■ What is asked: Read the listing and extract each line that includes the word "track".
* start Source data *
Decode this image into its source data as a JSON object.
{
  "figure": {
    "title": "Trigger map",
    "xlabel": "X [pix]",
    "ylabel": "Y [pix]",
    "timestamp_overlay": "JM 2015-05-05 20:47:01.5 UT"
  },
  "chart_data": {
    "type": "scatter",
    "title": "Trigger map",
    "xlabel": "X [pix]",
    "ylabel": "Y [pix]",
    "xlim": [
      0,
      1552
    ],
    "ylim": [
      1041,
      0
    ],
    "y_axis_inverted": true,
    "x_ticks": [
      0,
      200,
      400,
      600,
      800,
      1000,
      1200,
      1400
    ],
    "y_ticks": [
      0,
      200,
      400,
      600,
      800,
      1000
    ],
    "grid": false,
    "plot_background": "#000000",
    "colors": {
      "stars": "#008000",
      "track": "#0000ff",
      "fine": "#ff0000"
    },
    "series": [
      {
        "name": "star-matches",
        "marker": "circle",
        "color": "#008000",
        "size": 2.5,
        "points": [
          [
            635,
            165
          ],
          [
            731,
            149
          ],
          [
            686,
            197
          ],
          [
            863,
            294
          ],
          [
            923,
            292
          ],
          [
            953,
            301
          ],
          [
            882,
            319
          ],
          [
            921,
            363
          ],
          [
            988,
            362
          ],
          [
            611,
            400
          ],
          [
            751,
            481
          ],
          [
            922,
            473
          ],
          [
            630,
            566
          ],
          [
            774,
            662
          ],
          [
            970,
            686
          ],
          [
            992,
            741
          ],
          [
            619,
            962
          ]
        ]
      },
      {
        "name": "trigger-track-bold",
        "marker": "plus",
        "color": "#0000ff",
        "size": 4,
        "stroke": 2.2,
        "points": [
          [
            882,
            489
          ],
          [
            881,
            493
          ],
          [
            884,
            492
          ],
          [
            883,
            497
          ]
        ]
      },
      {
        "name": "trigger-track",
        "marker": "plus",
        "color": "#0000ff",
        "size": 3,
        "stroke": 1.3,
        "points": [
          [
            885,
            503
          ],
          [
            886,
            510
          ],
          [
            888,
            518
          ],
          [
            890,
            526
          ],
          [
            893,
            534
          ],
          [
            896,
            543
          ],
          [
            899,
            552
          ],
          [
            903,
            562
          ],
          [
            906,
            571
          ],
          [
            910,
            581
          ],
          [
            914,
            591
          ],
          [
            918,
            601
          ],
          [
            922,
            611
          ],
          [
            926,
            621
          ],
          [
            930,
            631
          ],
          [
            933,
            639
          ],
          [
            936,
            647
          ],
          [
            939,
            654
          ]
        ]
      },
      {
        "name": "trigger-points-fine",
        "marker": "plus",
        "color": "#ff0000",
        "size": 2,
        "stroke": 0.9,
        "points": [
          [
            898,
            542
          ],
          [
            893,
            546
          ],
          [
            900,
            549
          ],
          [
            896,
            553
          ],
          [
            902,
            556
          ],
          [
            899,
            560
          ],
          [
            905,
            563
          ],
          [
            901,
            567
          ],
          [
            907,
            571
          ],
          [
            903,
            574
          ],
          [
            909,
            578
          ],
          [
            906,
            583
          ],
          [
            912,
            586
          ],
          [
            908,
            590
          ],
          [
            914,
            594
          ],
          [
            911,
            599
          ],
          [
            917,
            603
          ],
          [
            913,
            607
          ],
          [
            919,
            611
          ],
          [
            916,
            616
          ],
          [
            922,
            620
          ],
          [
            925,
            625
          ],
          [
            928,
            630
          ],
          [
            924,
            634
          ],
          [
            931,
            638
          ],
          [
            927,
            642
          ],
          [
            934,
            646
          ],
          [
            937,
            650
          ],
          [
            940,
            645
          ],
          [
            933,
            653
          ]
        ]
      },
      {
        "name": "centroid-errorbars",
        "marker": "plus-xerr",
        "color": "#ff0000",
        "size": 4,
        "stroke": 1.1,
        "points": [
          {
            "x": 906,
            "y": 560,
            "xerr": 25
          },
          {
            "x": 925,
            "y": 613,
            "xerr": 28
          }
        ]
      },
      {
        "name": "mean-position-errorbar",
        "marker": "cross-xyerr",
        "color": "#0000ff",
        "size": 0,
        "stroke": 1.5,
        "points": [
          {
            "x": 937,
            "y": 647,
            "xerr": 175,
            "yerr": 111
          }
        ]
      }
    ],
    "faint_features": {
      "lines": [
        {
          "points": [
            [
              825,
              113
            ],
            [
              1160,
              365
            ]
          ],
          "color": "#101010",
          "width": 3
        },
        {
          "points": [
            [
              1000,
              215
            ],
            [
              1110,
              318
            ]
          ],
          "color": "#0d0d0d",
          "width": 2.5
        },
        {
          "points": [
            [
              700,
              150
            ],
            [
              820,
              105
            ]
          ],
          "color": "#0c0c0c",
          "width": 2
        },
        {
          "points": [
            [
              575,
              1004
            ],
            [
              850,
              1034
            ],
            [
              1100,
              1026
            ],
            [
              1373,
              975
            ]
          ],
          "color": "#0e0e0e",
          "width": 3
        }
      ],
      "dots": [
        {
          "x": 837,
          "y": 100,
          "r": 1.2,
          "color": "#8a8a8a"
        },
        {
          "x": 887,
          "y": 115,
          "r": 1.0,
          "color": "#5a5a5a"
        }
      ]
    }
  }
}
* end Source data *
■ Full solution:
      "track": "#0000ff",
        "name": "trigger-track-bold",
        "name": "trigger-track",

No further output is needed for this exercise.